** Exercise **
State only how many lines below include the string "with".

◆ ◆ ◆ ◆

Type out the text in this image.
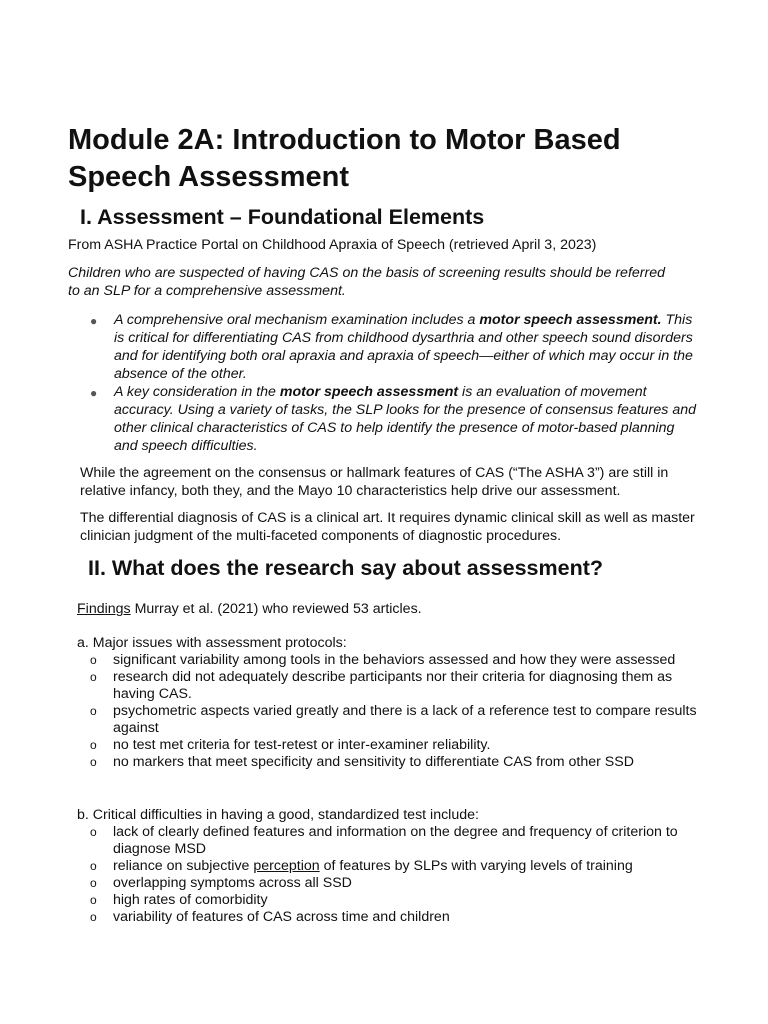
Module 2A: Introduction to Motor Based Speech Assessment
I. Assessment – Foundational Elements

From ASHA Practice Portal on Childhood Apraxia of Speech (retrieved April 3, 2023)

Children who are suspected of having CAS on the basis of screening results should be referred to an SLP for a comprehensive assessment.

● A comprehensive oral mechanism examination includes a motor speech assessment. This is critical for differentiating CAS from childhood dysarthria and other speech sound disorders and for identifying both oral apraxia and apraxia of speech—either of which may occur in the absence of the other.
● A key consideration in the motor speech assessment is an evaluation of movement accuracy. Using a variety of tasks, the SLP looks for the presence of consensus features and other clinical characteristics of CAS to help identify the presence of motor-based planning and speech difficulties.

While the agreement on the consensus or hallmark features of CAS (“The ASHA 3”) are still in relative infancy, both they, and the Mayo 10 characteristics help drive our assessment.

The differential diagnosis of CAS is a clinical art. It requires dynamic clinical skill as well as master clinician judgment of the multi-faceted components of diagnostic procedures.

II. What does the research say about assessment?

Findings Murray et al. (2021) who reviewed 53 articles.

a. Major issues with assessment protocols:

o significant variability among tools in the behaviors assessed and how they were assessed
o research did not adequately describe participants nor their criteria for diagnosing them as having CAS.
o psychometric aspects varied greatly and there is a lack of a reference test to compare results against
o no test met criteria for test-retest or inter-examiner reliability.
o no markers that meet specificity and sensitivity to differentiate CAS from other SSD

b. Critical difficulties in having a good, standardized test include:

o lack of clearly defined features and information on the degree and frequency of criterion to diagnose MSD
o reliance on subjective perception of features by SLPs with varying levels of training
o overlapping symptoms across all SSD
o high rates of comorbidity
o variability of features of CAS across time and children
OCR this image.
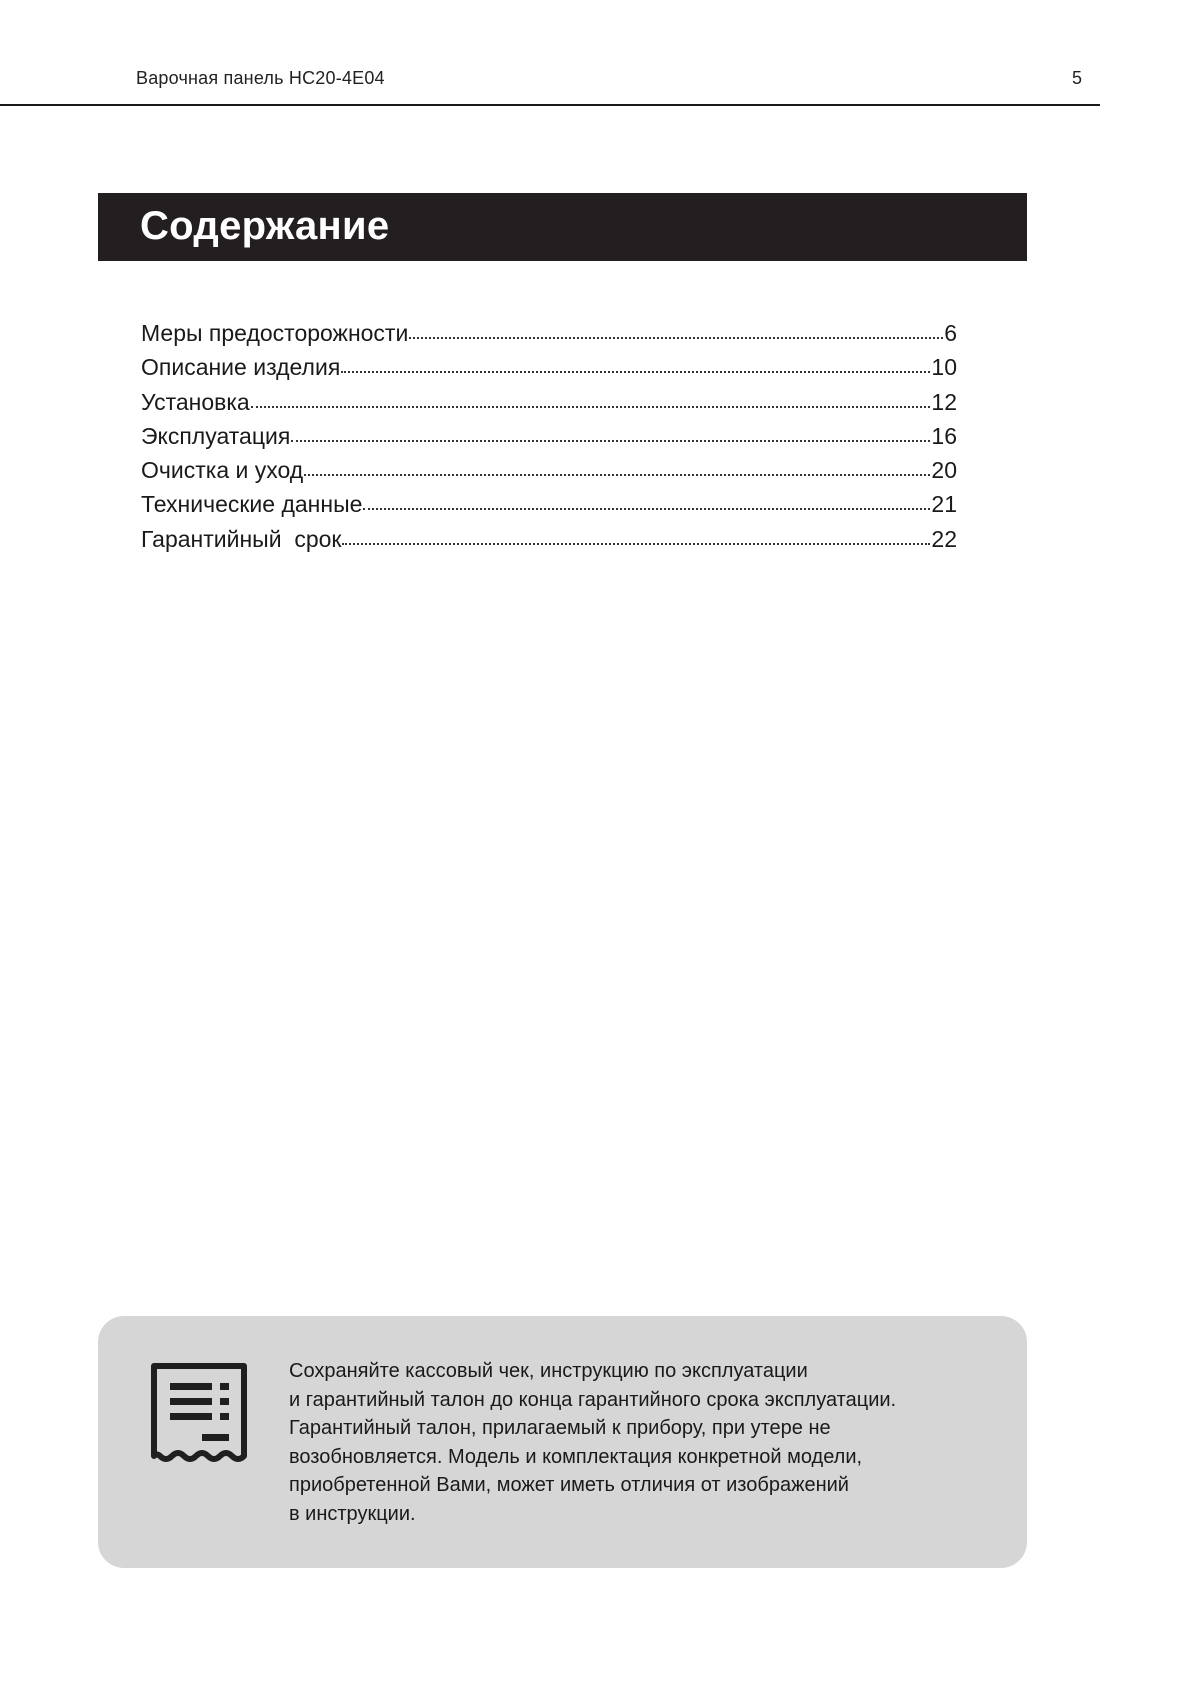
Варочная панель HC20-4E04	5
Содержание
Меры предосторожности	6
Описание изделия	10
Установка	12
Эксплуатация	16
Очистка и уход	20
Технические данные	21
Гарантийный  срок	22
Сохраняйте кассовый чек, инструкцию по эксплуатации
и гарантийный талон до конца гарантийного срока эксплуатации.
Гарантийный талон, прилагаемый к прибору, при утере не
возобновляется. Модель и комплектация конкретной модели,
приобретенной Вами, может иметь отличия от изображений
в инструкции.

◆ ◆ ◆ ◆

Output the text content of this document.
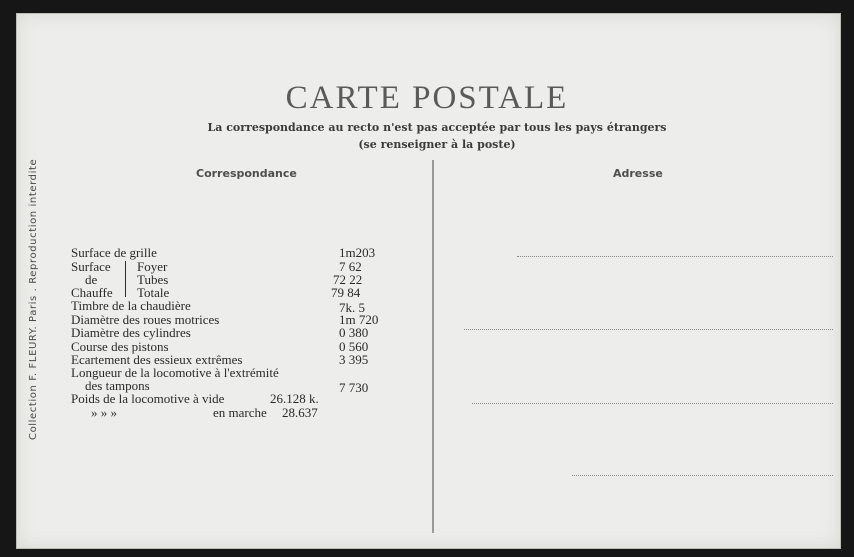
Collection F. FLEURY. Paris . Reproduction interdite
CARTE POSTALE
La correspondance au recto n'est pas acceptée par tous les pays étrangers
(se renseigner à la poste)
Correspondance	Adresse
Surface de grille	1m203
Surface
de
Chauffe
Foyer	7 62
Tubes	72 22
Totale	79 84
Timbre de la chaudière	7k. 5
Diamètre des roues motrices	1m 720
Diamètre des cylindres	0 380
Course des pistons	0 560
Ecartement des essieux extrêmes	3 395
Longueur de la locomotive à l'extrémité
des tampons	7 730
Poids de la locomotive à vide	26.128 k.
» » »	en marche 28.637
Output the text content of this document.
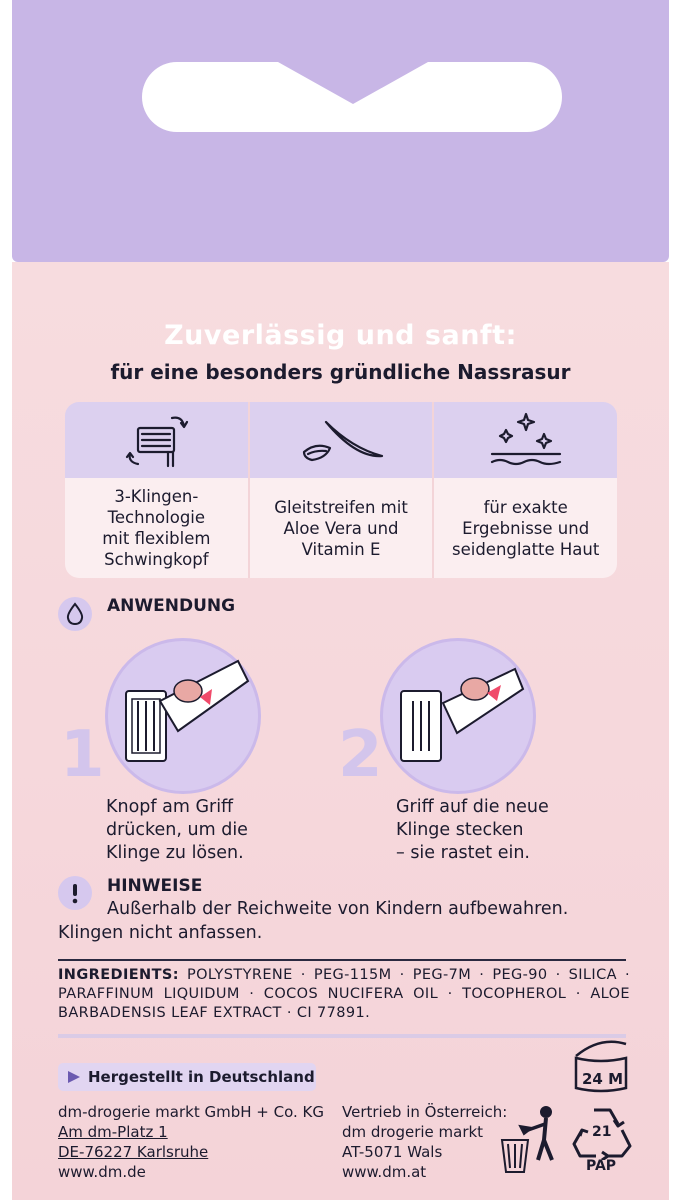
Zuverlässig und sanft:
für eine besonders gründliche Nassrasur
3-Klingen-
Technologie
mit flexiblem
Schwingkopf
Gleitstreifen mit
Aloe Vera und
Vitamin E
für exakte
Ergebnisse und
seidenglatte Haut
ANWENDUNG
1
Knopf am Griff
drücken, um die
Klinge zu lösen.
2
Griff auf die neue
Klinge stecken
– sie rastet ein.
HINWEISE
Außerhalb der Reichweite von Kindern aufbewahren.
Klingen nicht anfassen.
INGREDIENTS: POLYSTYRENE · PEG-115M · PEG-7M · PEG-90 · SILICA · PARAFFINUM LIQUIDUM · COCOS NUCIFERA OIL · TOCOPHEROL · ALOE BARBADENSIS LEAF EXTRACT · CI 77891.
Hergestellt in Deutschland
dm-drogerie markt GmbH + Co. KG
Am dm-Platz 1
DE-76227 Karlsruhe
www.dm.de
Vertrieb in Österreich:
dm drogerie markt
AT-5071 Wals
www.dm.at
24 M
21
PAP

◆ ◆ ◆ ◆

** Output **
2